**Task details**
Every record below should be printed exactly as it appears.

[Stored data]

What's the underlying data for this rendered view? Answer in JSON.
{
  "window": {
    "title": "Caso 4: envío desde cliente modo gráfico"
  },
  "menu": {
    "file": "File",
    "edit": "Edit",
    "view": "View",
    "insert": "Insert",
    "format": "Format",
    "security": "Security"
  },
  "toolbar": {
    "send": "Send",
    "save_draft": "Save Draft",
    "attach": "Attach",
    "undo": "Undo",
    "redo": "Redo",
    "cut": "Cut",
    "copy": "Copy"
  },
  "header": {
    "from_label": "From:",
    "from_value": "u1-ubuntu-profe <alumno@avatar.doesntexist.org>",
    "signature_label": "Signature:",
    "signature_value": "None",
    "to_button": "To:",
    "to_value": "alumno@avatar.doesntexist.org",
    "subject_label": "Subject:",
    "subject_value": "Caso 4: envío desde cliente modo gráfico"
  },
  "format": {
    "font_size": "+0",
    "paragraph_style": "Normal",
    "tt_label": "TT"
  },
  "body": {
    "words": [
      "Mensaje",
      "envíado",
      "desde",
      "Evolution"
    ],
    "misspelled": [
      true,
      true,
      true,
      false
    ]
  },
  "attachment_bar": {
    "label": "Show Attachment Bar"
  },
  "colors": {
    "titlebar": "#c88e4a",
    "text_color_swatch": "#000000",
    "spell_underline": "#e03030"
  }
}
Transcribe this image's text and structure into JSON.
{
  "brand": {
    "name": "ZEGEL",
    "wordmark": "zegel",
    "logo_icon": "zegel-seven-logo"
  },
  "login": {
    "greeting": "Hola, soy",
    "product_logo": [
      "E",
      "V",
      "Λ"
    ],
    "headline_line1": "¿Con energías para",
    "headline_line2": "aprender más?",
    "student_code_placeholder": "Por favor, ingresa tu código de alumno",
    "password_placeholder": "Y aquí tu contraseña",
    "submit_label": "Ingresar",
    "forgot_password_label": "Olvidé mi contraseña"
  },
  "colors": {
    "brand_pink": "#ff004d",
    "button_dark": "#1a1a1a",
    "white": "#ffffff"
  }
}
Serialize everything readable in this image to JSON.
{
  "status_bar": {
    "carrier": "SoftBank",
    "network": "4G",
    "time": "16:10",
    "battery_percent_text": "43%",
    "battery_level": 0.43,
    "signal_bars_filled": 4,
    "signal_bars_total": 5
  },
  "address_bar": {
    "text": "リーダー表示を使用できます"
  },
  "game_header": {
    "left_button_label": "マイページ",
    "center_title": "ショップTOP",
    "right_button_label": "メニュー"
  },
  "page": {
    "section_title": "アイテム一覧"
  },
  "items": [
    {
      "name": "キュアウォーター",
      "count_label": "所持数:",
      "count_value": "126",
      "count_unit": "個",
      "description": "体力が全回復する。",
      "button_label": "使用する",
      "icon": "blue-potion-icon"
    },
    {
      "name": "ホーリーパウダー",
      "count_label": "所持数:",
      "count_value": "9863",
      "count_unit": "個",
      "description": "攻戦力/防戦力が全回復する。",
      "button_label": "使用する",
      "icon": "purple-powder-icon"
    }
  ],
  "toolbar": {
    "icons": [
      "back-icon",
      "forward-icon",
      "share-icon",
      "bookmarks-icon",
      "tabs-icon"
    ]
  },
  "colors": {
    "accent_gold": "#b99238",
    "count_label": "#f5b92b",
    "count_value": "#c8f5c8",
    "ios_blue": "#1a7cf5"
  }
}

**Correct result**
What's the underlying data for this rendered view? Answer in JSON.
{
  "window": {
    "title": "Caso 4: envío desde cliente modo gráfico"
  },
  "menu": {
    "file": "File",
    "edit": "Edit",
    "view": "View",
    "insert": "Insert",
    "format": "Format",
    "security": "Security"
  },
  "toolbar": {
    "send": "Send",
    "save_draft": "Save Draft",
    "attach": "Attach",
    "undo": "Undo",
    "redo": "Redo",
    "cut": "Cut",
    "copy": "Copy"
  },
  "header": {
    "from_label": "From:",
    "from_value": "u1-ubuntu-profe <alumno@avatar.doesntexist.org>",
    "signature_label": "Signature:",
    "signature_value": "None",
    "to_button": "To:",
    "to_value": "alumno@avatar.doesntexist.org",
    "subject_label": "Subject:",
    "subject_value": "Caso 4: envío desde cliente modo gráfico"
  },
  "format": {
    "font_size": "+0",
    "paragraph_style": "Normal",
    "tt_label": "TT"
  },
  "body": {
    "words": [
      "Mensaje",
      "envíado",
      "desde",
      "Evolution"
    ],
    "misspelled": [
      true,
      true,
      true,
      false
    ]
  },
  "attachment_bar": {
    "label": "Show Attachment Bar"
  },
  "colors": {
    "titlebar": "#c88e4a",
    "text_color_swatch": "#000000",
    "spell_underline": "#e03030"
  }
}
Transcribe this image's text and structure into JSON.
{
  "brand": {
    "name": "ZEGEL",
    "wordmark": "zegel",
    "logo_icon": "zegel-seven-logo"
  },
  "login": {
    "greeting": "Hola, soy",
    "product_logo": [
      "E",
      "V",
      "Λ"
    ],
    "headline_line1": "¿Con energías para",
    "headline_line2": "aprender más?",
    "student_code_placeholder": "Por favor, ingresa tu código de alumno",
    "password_placeholder": "Y aquí tu contraseña",
    "submit_label": "Ingresar",
    "forgot_password_label": "Olvidé mi contraseña"
  },
  "colors": {
    "brand_pink": "#ff004d",
    "button_dark": "#1a1a1a",
    "white": "#ffffff"
  }
}
Serialize everything readable in this image to JSON.
{
  "status_bar": {
    "carrier": "SoftBank",
    "network": "4G",
    "time": "16:10",
    "battery_percent_text": "43%",
    "battery_level": 0.43,
    "signal_bars_filled": 4,
    "signal_bars_total": 5
  },
  "address_bar": {
    "text": "リーダー表示を使用できます"
  },
  "game_header": {
    "left_button_label": "マイページ",
    "center_title": "ショップTOP",
    "right_button_label": "メニュー"
  },
  "page": {
    "section_title": "アイテム一覧"
  },
  "items": [
    {
      "name": "キュアウォーター",
      "count_label": "所持数:",
      "count_value": "126",
      "count_unit": "個",
      "description": "体力が全回復する。",
      "button_label": "使用する",
      "icon": "blue-potion-icon"
    },
    {
      "name": "ホーリーパウダー",
      "count_label": "所持数:",
      "count_value": "9863",
      "count_unit": "個",
      "description": "攻戦力/防戦力が全回復する。",
      "button_label": "使用する",
      "icon": "purple-powder-icon"
    }
  ],
  "toolbar": {
    "icons": [
      "back-icon",
      "forward-icon",
      "share-icon",
      "bookmarks-icon",
      "tabs-icon"
    ]
  },
  "colors": {
    "accent_gold": "#b99238",
    "count_label": "#f5b92b",
    "count_value": "#c8f5c8",
    "ios_blue": "#1a7cf5"
  }
}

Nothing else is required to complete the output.